### [Brief]
Write the records below out in full, character for character, with no pictures.

### [Records shown]
• • •
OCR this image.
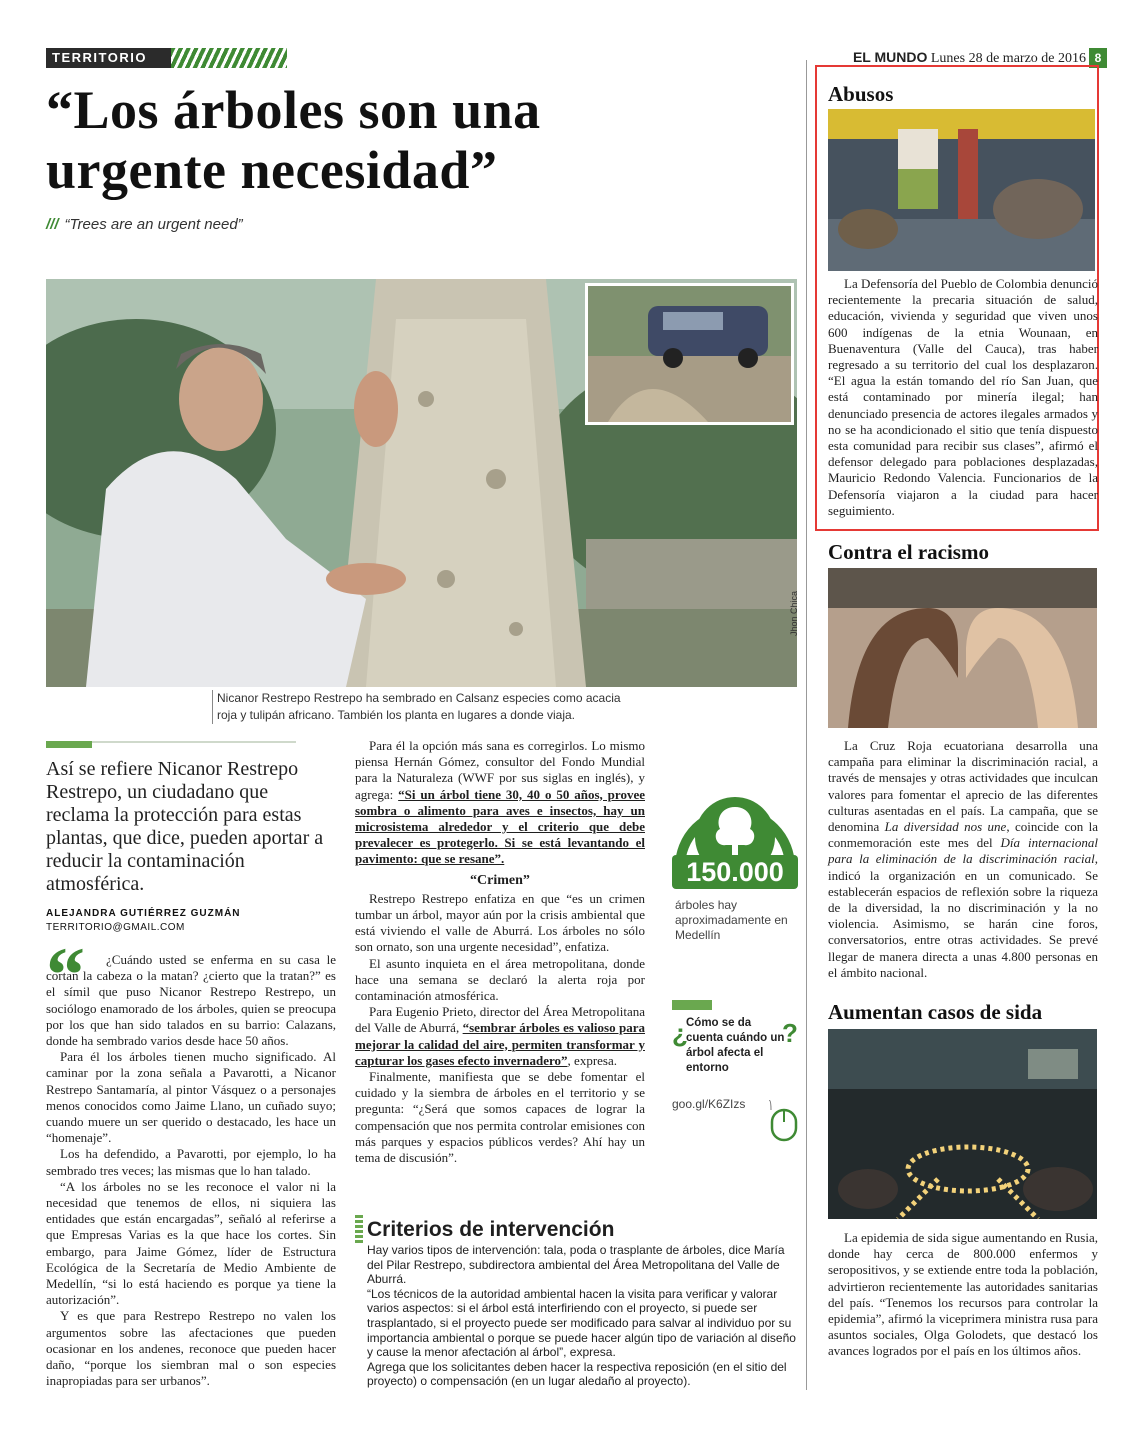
TERRITORIO	EL MUNDO Lunes 28 de marzo de 2016 8
“Los árboles son una
urgente necesidad”
/// “Trees are an urgent need”
Jhon Chica
Nicanor Restrepo Restrepo ha sembrado en Calsanz especies como acacia
roja y tulipán africano. También los planta en lugares a donde viaja.
Así se refiere Nicanor Restrepo Restrepo, un ciudadano que reclama la protección para estas plantas, que dice, pueden aportar a reducir la contaminación atmosférica.
ALEJANDRA GUTIÉRREZ GUZMÁN
TERRITORIO@GMAIL.COM
“	¿Cuándo usted se enferma en su casa le cortan la cabeza o la matan? ¿cierto que la tratan?” es el símil que puso Nicanor Restrepo Restrepo, un sociólogo enamorado de los árboles, quien se preocupa por los que han sido talados en su barrio: Calazans, donde ha sembrado varios desde hace 50 años.

Para él los árboles tienen mucho significado. Al caminar por la zona señala a Pavarotti, a Nicanor Restrepo Santamaría, al pintor Vásquez o a personajes menos conocidos como Jaime Llano, un cuñado suyo; cuando muere un ser querido o destacado, les hace un “homenaje”.

Los ha defendido, a Pavarotti, por ejemplo, lo ha sembrado tres veces; las mismas que lo han talado.

“A los árboles no se les reconoce el valor ni la necesidad que tenemos de ellos, ni siquiera las entidades que están encargadas”, señaló al referirse a que Empresas Varias es la que hace los cortes. Sin embargo, para Jaime Gómez, líder de Estructura Ecológica de la Secretaría de Medio Ambiente de Medellín, “si lo está haciendo es porque ya tiene la autorización”.

Y es que para Restrepo Restrepo no valen los argumentos sobre las afectaciones que pueden ocasionar en los andenes, reconoce que pueden hacer daño, “porque los siembran mal o son especies inapropiadas para ser urbanos”.

Para él la opción más sana es corregirlos. Lo mismo piensa Hernán Gómez, consultor del Fondo Mundial para la Naturaleza (WWF por sus siglas en inglés), y agrega: “Si un árbol tiene 30, 40 o 50 años, provee sombra o alimento para aves e insectos, hay un microsistema alrededor y el criterio que debe prevalecer es protegerlo. Si se está levantando el pavimento: que se resane”.

“Crimen”

Restrepo Restrepo enfatiza en que “es un crimen tumbar un árbol, mayor aún por la crisis ambiental que está viviendo el valle de Aburrá. Los árboles no sólo son ornato, son una urgente necesidad”, enfatiza.

El asunto inquieta en el área metropolitana, donde hace una semana se declaró la alerta roja por contaminación atmosférica.

Para Eugenio Prieto, director del Área Metropolitana del Valle de Aburrá, “sembrar árboles es valioso para mejorar la calidad del aire, permiten transformar y capturar los gases efecto invernadero”, expresa.

Finalmente, manifiesta que se debe fomentar el cuidado y la siembra de árboles en el territorio y se pregunta: “¿Será que somos capaces de lograr la compensación que nos permita controlar emisiones con más parques y espacios públicos verdes? Ahí hay un tema de discusión”.

150.000
árboles hay aproximadamente en Medellín
¿
Cómo se da cuenta cuándo un árbol afecta el entorno
?
goo.gl/K6ZIzs
Criterios de intervención

Hay varios tipos de intervención: tala, poda o trasplante de árboles, dice María del Pilar Restrepo, subdirectora ambiental del Área Metropolitana del Valle de Aburrá.

“Los técnicos de la autoridad ambiental hacen la visita para verificar y valorar varios aspectos: si el árbol está interfiriendo con el proyecto, si puede ser trasplantado, si el proyecto puede ser modificado para salvar al individuo por su importancia ambiental o porque se puede hacer algún tipo de variación al diseño y cause la menor afectación al árbol”, expresa.

Agrega que los solicitantes deben hacer la respectiva reposición (en el sitio del proyecto) o compensación (en un lugar aledaño al proyecto).

Abusos
La Defensoría del Pueblo de Colombia denunció recientemente la precaria situación de salud, educación, vivienda y seguridad que viven unos 600 indígenas de la etnia Wounaan, en Buenaventura (Valle del Cauca), tras haber regresado a su territorio del cual los desplazaron. “El agua la están tomando del río San Juan, que está contaminado por minería ilegal; han denunciado presencia de actores ilegales armados y no se ha acondicionado el sitio que tenía dispuesto esta comunidad para recibir sus clases”, afirmó el defensor delegado para poblaciones desplazadas, Mauricio Redondo Valencia. Funcionarios de la Defensoría viajaron a la ciudad para hacer seguimiento.
Contra el racismo
La Cruz Roja ecuatoriana desarrolla una campaña para eliminar la discriminación racial, a través de mensajes y otras actividades que inculcan valores para fomentar el aprecio de las diferentes culturas asentadas en el país. La campaña, que se denomina La diversidad nos une, coincide con la conmemoración este mes del Día internacional para la eliminación de la discriminación racial, indicó la organización en un comunicado. Se establecerán espacios de reflexión sobre la riqueza de la diversidad, la no discriminación y la no violencia. Asimismo, se harán cine foros, conversatorios, entre otras actividades. Se prevé llegar de manera directa a unas 4.800 personas en el ámbito nacional.
Aumentan casos de sida
La epidemia de sida sigue aumentando en Rusia, donde hay cerca de 800.000 enfermos y seropositivos, y se extiende entre toda la población, advirtieron recientemente las autoridades sanitarias del país. “Tenemos los recursos para controlar la epidemia”, afirmó la viceprimera ministra rusa para asuntos sociales, Olga Golodets, que destacó los avances logrados por el país en los últimos años.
• • •
### [Reply]
OCR this image.
TERRITORIO	EL MUNDO Lunes 28 de marzo de 2016 8
“Los árboles son una
urgente necesidad”
/// “Trees are an urgent need”
Jhon Chica
Nicanor Restrepo Restrepo ha sembrado en Calsanz especies como acacia
roja y tulipán africano. También los planta en lugares a donde viaja.
Así se refiere Nicanor Restrepo Restrepo, un ciudadano que reclama la protección para estas plantas, que dice, pueden aportar a reducir la contaminación atmosférica.
ALEJANDRA GUTIÉRREZ GUZMÁN
TERRITORIO@GMAIL.COM
“	¿Cuándo usted se enferma en su casa le cortan la cabeza o la matan? ¿cierto que la tratan?” es el símil que puso Nicanor Restrepo Restrepo, un sociólogo enamorado de los árboles, quien se preocupa por los que han sido talados en su barrio: Calazans, donde ha sembrado varios desde hace 50 años.

Para él los árboles tienen mucho significado. Al caminar por la zona señala a Pavarotti, a Nicanor Restrepo Santamaría, al pintor Vásquez o a personajes menos conocidos como Jaime Llano, un cuñado suyo; cuando muere un ser querido o destacado, les hace un “homenaje”.

Los ha defendido, a Pavarotti, por ejemplo, lo ha sembrado tres veces; las mismas que lo han talado.

“A los árboles no se les reconoce el valor ni la necesidad que tenemos de ellos, ni siquiera las entidades que están encargadas”, señaló al referirse a que Empresas Varias es la que hace los cortes. Sin embargo, para Jaime Gómez, líder de Estructura Ecológica de la Secretaría de Medio Ambiente de Medellín, “si lo está haciendo es porque ya tiene la autorización”.

Y es que para Restrepo Restrepo no valen los argumentos sobre las afectaciones que pueden ocasionar en los andenes, reconoce que pueden hacer daño, “porque los siembran mal o son especies inapropiadas para ser urbanos”.

Para él la opción más sana es corregirlos. Lo mismo piensa Hernán Gómez, consultor del Fondo Mundial para la Naturaleza (WWF por sus siglas en inglés), y agrega: “Si un árbol tiene 30, 40 o 50 años, provee sombra o alimento para aves e insectos, hay un microsistema alrededor y el criterio que debe prevalecer es protegerlo. Si se está levantando el pavimento: que se resane”.

“Crimen”

Restrepo Restrepo enfatiza en que “es un crimen tumbar un árbol, mayor aún por la crisis ambiental que está viviendo el valle de Aburrá. Los árboles no sólo son ornato, son una urgente necesidad”, enfatiza.

El asunto inquieta en el área metropolitana, donde hace una semana se declaró la alerta roja por contaminación atmosférica.

Para Eugenio Prieto, director del Área Metropolitana del Valle de Aburrá, “sembrar árboles es valioso para mejorar la calidad del aire, permiten transformar y capturar los gases efecto invernadero”, expresa.

Finalmente, manifiesta que se debe fomentar el cuidado y la siembra de árboles en el territorio y se pregunta: “¿Será que somos capaces de lograr la compensación que nos permita controlar emisiones con más parques y espacios públicos verdes? Ahí hay un tema de discusión”.

150.000
árboles hay aproximadamente en Medellín
¿
Cómo se da cuenta cuándo un árbol afecta el entorno
?
goo.gl/K6ZIzs
Criterios de intervención

Hay varios tipos de intervención: tala, poda o trasplante de árboles, dice María del Pilar Restrepo, subdirectora ambiental del Área Metropolitana del Valle de Aburrá.

“Los técnicos de la autoridad ambiental hacen la visita para verificar y valorar varios aspectos: si el árbol está interfiriendo con el proyecto, si puede ser trasplantado, si el proyecto puede ser modificado para salvar al individuo por su importancia ambiental o porque se puede hacer algún tipo de variación al diseño y cause la menor afectación al árbol”, expresa.

Agrega que los solicitantes deben hacer la respectiva reposición (en el sitio del proyecto) o compensación (en un lugar aledaño al proyecto).

Abusos
La Defensoría del Pueblo de Colombia denunció recientemente la precaria situación de salud, educación, vivienda y seguridad que viven unos 600 indígenas de la etnia Wounaan, en Buenaventura (Valle del Cauca), tras haber regresado a su territorio del cual los desplazaron. “El agua la están tomando del río San Juan, que está contaminado por minería ilegal; han denunciado presencia de actores ilegales armados y no se ha acondicionado el sitio que tenía dispuesto esta comunidad para recibir sus clases”, afirmó el defensor delegado para poblaciones desplazadas, Mauricio Redondo Valencia. Funcionarios de la Defensoría viajaron a la ciudad para hacer seguimiento.
Contra el racismo
La Cruz Roja ecuatoriana desarrolla una campaña para eliminar la discriminación racial, a través de mensajes y otras actividades que inculcan valores para fomentar el aprecio de las diferentes culturas asentadas en el país. La campaña, que se denomina La diversidad nos une, coincide con la conmemoración este mes del Día internacional para la eliminación de la discriminación racial, indicó la organización en un comunicado. Se establecerán espacios de reflexión sobre la riqueza de la diversidad, la no discriminación y la no violencia. Asimismo, se harán cine foros, conversatorios, entre otras actividades. Se prevé llegar de manera directa a unas 4.800 personas en el ámbito nacional.
Aumentan casos de sida
La epidemia de sida sigue aumentando en Rusia, donde hay cerca de 800.000 enfermos y seropositivos, y se extiende entre toda la población, advirtieron recientemente las autoridades sanitarias del país. “Tenemos los recursos para controlar la epidemia”, afirmó la viceprimera ministra rusa para asuntos sociales, Olga Golodets, que destacó los avances logrados por el país en los últimos años.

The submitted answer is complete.